▶ _Given problem_: Find all lines in the records that include the word "Games", and copy them out.

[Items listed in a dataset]
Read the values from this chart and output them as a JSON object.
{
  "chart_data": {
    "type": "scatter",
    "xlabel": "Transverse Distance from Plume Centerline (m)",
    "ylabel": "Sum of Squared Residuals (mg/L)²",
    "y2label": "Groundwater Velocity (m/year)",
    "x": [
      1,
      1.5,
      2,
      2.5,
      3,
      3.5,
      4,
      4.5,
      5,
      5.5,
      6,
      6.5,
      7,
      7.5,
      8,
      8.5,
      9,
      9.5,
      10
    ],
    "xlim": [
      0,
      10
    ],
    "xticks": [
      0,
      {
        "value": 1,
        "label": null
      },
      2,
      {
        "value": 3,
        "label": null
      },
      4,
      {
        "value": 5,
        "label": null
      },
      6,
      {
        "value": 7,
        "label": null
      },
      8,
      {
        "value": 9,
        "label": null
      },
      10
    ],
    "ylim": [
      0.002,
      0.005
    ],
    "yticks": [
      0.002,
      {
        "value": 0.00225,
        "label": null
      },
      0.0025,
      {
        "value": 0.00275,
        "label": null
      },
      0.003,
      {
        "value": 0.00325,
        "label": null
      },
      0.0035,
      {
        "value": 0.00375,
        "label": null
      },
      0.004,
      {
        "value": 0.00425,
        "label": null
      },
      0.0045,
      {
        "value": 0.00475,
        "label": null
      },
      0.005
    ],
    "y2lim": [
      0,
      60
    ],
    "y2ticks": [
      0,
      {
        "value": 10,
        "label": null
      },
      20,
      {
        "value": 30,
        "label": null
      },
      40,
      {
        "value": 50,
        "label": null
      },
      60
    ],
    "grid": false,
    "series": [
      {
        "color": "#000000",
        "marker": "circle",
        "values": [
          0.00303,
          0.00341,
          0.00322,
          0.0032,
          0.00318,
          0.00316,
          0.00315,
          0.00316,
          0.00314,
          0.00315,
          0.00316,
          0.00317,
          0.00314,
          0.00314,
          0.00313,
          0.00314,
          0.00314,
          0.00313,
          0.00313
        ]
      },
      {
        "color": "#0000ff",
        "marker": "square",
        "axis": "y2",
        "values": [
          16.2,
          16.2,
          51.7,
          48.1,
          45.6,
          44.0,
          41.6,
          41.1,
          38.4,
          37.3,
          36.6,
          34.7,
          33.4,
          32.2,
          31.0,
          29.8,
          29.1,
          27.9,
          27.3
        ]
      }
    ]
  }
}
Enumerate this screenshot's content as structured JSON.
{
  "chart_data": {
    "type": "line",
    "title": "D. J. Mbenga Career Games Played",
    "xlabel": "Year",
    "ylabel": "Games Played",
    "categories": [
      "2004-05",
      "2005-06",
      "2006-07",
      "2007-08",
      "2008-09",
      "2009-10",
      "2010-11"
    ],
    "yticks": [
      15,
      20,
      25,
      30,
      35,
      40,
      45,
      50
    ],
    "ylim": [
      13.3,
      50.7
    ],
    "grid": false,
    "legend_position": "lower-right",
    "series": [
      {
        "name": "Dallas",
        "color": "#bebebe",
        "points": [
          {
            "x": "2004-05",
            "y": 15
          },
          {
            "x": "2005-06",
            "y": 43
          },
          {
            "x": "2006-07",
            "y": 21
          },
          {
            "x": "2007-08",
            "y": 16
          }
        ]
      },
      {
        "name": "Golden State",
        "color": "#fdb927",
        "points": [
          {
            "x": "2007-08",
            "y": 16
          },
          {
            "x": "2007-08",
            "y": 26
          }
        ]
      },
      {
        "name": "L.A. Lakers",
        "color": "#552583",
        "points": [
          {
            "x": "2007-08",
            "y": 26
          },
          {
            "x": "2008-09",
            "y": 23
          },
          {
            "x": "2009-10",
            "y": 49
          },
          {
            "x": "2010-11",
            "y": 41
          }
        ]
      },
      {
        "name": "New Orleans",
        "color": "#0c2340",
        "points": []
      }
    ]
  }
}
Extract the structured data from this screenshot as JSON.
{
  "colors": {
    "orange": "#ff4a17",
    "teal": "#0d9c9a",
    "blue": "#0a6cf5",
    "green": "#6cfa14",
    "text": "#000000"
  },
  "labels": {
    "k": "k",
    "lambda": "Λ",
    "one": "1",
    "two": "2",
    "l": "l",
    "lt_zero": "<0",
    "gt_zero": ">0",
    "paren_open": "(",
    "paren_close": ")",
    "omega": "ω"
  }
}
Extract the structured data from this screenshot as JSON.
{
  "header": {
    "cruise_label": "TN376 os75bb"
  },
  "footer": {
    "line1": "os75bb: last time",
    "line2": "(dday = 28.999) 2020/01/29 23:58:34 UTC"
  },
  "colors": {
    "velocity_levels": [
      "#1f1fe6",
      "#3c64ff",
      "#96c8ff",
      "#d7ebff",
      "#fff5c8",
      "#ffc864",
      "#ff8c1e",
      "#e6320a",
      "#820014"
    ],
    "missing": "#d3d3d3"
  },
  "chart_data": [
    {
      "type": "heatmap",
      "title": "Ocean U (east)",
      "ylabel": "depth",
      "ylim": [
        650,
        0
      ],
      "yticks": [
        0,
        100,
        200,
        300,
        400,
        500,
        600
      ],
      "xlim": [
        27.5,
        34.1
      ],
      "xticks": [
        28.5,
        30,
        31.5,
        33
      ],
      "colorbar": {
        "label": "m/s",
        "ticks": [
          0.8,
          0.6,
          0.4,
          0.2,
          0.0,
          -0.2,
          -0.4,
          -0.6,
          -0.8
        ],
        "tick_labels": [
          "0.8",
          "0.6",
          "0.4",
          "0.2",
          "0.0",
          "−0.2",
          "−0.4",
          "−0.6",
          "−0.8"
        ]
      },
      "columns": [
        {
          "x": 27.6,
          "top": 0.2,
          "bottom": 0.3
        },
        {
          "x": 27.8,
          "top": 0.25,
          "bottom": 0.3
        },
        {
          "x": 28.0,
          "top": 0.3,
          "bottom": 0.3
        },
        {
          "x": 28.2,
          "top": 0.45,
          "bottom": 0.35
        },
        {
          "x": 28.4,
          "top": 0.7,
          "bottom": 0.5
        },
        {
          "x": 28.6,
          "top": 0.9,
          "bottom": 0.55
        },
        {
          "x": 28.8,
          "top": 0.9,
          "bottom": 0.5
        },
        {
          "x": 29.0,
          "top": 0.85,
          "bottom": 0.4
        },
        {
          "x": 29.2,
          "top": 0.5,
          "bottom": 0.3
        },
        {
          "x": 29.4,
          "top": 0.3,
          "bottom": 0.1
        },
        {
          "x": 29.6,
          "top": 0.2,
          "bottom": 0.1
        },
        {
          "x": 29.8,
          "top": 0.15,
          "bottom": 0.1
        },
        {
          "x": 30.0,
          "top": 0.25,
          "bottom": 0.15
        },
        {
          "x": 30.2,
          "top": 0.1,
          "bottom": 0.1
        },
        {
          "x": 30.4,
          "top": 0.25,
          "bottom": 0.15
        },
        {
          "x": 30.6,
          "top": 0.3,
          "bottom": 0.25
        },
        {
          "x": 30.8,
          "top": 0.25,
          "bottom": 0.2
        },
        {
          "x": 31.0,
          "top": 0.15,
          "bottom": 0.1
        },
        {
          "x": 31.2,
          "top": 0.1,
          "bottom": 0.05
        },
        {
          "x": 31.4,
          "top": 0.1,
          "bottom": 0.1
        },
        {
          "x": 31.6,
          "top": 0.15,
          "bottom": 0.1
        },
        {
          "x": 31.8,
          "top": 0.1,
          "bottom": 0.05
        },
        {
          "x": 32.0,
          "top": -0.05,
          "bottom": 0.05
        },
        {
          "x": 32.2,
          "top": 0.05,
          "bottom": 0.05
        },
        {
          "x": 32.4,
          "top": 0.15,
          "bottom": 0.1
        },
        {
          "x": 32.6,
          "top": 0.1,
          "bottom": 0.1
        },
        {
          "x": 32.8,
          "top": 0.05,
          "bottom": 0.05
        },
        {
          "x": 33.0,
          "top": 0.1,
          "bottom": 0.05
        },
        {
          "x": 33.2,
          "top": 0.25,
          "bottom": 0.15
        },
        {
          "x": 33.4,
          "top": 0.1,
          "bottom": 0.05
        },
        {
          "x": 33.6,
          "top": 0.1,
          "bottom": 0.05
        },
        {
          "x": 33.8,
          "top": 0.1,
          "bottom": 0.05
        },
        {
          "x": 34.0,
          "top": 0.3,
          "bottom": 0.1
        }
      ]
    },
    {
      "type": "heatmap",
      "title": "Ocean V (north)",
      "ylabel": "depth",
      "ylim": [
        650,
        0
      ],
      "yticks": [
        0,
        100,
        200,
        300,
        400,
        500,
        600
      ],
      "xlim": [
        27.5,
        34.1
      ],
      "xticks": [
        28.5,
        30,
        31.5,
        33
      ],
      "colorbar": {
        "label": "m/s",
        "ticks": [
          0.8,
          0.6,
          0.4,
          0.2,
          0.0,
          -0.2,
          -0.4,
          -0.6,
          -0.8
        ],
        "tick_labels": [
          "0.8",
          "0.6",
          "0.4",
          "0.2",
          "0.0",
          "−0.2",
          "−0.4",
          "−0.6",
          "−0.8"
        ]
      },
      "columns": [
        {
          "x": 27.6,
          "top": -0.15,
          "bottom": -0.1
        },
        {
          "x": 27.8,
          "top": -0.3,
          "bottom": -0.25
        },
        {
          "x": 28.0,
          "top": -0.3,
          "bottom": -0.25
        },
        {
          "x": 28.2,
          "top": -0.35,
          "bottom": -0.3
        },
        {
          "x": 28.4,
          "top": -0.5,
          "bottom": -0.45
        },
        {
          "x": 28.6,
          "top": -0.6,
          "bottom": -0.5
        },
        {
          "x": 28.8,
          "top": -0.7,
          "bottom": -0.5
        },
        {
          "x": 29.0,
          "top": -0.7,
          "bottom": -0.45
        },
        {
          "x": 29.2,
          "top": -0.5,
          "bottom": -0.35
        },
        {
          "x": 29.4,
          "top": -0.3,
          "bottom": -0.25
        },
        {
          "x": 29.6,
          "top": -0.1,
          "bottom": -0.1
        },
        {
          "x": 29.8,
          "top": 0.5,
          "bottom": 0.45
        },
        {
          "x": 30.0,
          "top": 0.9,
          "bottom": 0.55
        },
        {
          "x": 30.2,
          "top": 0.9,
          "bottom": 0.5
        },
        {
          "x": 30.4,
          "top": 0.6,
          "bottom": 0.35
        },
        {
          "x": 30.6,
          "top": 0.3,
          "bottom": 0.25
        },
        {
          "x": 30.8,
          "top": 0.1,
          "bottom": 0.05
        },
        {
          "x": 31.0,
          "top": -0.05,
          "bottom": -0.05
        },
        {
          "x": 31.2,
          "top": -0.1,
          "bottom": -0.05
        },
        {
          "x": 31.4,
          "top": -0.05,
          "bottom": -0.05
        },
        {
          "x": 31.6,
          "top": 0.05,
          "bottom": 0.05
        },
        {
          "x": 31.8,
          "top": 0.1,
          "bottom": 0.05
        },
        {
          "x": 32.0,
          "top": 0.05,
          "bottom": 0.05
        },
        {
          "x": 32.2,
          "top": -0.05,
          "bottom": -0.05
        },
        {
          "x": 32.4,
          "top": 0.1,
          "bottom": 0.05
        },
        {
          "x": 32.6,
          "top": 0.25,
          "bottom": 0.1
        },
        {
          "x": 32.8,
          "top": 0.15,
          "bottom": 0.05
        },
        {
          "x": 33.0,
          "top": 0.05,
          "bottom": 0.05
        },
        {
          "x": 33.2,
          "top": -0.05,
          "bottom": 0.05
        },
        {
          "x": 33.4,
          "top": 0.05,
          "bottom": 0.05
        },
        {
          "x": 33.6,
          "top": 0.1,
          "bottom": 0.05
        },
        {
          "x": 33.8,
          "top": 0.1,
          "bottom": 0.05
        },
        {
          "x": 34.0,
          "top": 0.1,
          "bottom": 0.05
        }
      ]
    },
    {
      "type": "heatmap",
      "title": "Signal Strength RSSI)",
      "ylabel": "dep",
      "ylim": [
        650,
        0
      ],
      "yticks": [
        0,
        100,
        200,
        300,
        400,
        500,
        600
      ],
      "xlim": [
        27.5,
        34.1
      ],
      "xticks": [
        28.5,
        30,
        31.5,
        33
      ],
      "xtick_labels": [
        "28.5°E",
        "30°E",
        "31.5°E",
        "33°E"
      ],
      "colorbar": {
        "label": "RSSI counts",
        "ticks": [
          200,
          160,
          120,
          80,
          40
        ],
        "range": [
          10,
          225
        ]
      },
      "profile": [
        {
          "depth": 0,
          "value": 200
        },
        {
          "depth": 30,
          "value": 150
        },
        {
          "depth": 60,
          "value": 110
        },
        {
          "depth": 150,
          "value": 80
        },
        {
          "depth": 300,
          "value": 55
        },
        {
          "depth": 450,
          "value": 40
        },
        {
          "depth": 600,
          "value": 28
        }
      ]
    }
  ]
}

▶ _Full solution_:
    "title": "D. J. Mbenga Career Games Played",
    "ylabel": "Games Played",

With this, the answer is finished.